-- START Records for the task --
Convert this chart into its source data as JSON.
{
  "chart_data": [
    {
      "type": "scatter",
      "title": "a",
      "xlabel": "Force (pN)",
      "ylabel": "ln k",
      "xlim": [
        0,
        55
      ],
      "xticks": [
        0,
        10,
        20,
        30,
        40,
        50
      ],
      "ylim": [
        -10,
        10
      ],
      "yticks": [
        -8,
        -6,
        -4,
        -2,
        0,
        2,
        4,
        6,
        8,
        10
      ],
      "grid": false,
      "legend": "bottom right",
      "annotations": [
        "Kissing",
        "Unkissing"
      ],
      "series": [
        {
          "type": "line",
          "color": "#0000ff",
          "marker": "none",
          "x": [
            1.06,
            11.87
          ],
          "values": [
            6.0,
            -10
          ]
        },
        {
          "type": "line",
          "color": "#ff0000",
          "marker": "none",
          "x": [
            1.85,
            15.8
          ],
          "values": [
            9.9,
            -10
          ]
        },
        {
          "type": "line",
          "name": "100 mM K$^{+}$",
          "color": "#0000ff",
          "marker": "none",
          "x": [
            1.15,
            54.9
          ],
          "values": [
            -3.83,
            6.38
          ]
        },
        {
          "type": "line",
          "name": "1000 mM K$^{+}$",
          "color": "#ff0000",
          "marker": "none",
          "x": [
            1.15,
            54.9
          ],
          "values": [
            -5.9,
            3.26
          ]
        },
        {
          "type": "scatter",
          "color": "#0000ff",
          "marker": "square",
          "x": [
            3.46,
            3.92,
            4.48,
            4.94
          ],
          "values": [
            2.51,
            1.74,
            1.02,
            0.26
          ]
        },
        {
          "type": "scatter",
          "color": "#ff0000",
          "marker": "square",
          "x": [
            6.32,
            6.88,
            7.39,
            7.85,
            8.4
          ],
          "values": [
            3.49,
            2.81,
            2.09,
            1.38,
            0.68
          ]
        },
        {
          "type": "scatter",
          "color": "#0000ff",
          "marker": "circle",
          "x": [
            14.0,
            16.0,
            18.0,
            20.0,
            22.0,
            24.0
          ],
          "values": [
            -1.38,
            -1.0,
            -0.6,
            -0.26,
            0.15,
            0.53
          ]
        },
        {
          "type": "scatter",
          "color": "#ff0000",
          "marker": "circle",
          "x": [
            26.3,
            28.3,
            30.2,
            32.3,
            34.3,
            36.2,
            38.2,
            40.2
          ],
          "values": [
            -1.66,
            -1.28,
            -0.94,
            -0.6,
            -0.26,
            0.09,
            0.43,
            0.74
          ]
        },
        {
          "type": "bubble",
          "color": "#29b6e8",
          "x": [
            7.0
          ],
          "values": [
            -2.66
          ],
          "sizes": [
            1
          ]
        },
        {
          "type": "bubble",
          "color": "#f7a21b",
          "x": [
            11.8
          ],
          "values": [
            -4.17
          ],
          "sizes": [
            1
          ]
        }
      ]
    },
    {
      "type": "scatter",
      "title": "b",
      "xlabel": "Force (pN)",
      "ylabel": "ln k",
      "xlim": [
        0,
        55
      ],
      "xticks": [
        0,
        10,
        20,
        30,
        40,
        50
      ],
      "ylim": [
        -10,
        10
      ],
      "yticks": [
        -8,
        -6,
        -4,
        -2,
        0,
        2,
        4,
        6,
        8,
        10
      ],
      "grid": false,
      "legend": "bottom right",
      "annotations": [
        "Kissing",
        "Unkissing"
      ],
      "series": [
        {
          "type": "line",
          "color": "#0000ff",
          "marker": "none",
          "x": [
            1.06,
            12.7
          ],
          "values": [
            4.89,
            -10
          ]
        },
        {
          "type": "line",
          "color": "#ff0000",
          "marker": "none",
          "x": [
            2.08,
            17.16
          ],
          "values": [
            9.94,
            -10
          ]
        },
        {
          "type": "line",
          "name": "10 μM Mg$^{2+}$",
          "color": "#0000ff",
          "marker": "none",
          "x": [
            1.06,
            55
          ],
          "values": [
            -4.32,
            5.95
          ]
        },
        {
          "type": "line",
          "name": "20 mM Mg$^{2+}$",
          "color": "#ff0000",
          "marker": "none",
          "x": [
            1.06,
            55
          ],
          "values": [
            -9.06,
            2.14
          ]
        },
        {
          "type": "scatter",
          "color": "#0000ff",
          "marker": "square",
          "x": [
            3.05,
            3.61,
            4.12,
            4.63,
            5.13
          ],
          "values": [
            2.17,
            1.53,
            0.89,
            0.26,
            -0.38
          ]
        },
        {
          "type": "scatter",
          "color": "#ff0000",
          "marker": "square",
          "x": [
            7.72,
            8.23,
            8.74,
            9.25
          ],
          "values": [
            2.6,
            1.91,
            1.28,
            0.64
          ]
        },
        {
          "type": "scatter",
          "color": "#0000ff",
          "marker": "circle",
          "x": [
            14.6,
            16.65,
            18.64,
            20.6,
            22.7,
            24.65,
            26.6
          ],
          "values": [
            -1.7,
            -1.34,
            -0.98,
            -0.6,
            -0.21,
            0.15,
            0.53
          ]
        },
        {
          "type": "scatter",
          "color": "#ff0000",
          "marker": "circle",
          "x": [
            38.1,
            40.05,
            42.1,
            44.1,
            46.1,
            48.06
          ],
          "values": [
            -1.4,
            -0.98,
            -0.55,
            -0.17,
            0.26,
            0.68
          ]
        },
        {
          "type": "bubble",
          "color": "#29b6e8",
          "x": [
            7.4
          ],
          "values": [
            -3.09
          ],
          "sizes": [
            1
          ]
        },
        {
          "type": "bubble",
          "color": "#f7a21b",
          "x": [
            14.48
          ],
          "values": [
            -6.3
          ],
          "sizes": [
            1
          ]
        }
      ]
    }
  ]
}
-- END Records for the task --
= Goal =
Quote the entire listing above exactly.

= Written answer =
Convert this chart into its source data as JSON.
{
  "chart_data": [
    {
      "type": "scatter",
      "title": "a",
      "xlabel": "Force (pN)",
      "ylabel": "ln k",
      "xlim": [
        0,
        55
      ],
      "xticks": [
        0,
        10,
        20,
        30,
        40,
        50
      ],
      "ylim": [
        -10,
        10
      ],
      "yticks": [
        -8,
        -6,
        -4,
        -2,
        0,
        2,
        4,
        6,
        8,
        10
      ],
      "grid": false,
      "legend": "bottom right",
      "annotations": [
        "Kissing",
        "Unkissing"
      ],
      "series": [
        {
          "type": "line",
          "color": "#0000ff",
          "marker": "none",
          "x": [
            1.06,
            11.87
          ],
          "values": [
            6.0,
            -10
          ]
        },
        {
          "type": "line",
          "color": "#ff0000",
          "marker": "none",
          "x": [
            1.85,
            15.8
          ],
          "values": [
            9.9,
            -10
          ]
        },
        {
          "type": "line",
          "name": "100 mM K$^{+}$",
          "color": "#0000ff",
          "marker": "none",
          "x": [
            1.15,
            54.9
          ],
          "values": [
            -3.83,
            6.38
          ]
        },
        {
          "type": "line",
          "name": "1000 mM K$^{+}$",
          "color": "#ff0000",
          "marker": "none",
          "x": [
            1.15,
            54.9
          ],
          "values": [
            -5.9,
            3.26
          ]
        },
        {
          "type": "scatter",
          "color": "#0000ff",
          "marker": "square",
          "x": [
            3.46,
            3.92,
            4.48,
            4.94
          ],
          "values": [
            2.51,
            1.74,
            1.02,
            0.26
          ]
        },
        {
          "type": "scatter",
          "color": "#ff0000",
          "marker": "square",
          "x": [
            6.32,
            6.88,
            7.39,
            7.85,
            8.4
          ],
          "values": [
            3.49,
            2.81,
            2.09,
            1.38,
            0.68
          ]
        },
        {
          "type": "scatter",
          "color": "#0000ff",
          "marker": "circle",
          "x": [
            14.0,
            16.0,
            18.0,
            20.0,
            22.0,
            24.0
          ],
          "values": [
            -1.38,
            -1.0,
            -0.6,
            -0.26,
            0.15,
            0.53
          ]
        },
        {
          "type": "scatter",
          "color": "#ff0000",
          "marker": "circle",
          "x": [
            26.3,
            28.3,
            30.2,
            32.3,
            34.3,
            36.2,
            38.2,
            40.2
          ],
          "values": [
            -1.66,
            -1.28,
            -0.94,
            -0.6,
            -0.26,
            0.09,
            0.43,
            0.74
          ]
        },
        {
          "type": "bubble",
          "color": "#29b6e8",
          "x": [
            7.0
          ],
          "values": [
            -2.66
          ],
          "sizes": [
            1
          ]
        },
        {
          "type": "bubble",
          "color": "#f7a21b",
          "x": [
            11.8
          ],
          "values": [
            -4.17
          ],
          "sizes": [
            1
          ]
        }
      ]
    },
    {
      "type": "scatter",
      "title": "b",
      "xlabel": "Force (pN)",
      "ylabel": "ln k",
      "xlim": [
        0,
        55
      ],
      "xticks": [
        0,
        10,
        20,
        30,
        40,
        50
      ],
      "ylim": [
        -10,
        10
      ],
      "yticks": [
        -8,
        -6,
        -4,
        -2,
        0,
        2,
        4,
        6,
        8,
        10
      ],
      "grid": false,
      "legend": "bottom right",
      "annotations": [
        "Kissing",
        "Unkissing"
      ],
      "series": [
        {
          "type": "line",
          "color": "#0000ff",
          "marker": "none",
          "x": [
            1.06,
            12.7
          ],
          "values": [
            4.89,
            -10
          ]
        },
        {
          "type": "line",
          "color": "#ff0000",
          "marker": "none",
          "x": [
            2.08,
            17.16
          ],
          "values": [
            9.94,
            -10
          ]
        },
        {
          "type": "line",
          "name": "10 μM Mg$^{2+}$",
          "color": "#0000ff",
          "marker": "none",
          "x": [
            1.06,
            55
          ],
          "values": [
            -4.32,
            5.95
          ]
        },
        {
          "type": "line",
          "name": "20 mM Mg$^{2+}$",
          "color": "#ff0000",
          "marker": "none",
          "x": [
            1.06,
            55
          ],
          "values": [
            -9.06,
            2.14
          ]
        },
        {
          "type": "scatter",
          "color": "#0000ff",
          "marker": "square",
          "x": [
            3.05,
            3.61,
            4.12,
            4.63,
            5.13
          ],
          "values": [
            2.17,
            1.53,
            0.89,
            0.26,
            -0.38
          ]
        },
        {
          "type": "scatter",
          "color": "#ff0000",
          "marker": "square",
          "x": [
            7.72,
            8.23,
            8.74,
            9.25
          ],
          "values": [
            2.6,
            1.91,
            1.28,
            0.64
          ]
        },
        {
          "type": "scatter",
          "color": "#0000ff",
          "marker": "circle",
          "x": [
            14.6,
            16.65,
            18.64,
            20.6,
            22.7,
            24.65,
            26.6
          ],
          "values": [
            -1.7,
            -1.34,
            -0.98,
            -0.6,
            -0.21,
            0.15,
            0.53
          ]
        },
        {
          "type": "scatter",
          "color": "#ff0000",
          "marker": "circle",
          "x": [
            38.1,
            40.05,
            42.1,
            44.1,
            46.1,
            48.06
          ],
          "values": [
            -1.4,
            -0.98,
            -0.55,
            -0.17,
            0.26,
            0.68
          ]
        },
        {
          "type": "bubble",
          "color": "#29b6e8",
          "x": [
            7.4
          ],
          "values": [
            -3.09
          ],
          "sizes": [
            1
          ]
        },
        {
          "type": "bubble",
          "color": "#f7a21b",
          "x": [
            14.48
          ],
          "values": [
            -6.3
          ],
          "sizes": [
            1
          ]
        }
      ]
    }
  ]
}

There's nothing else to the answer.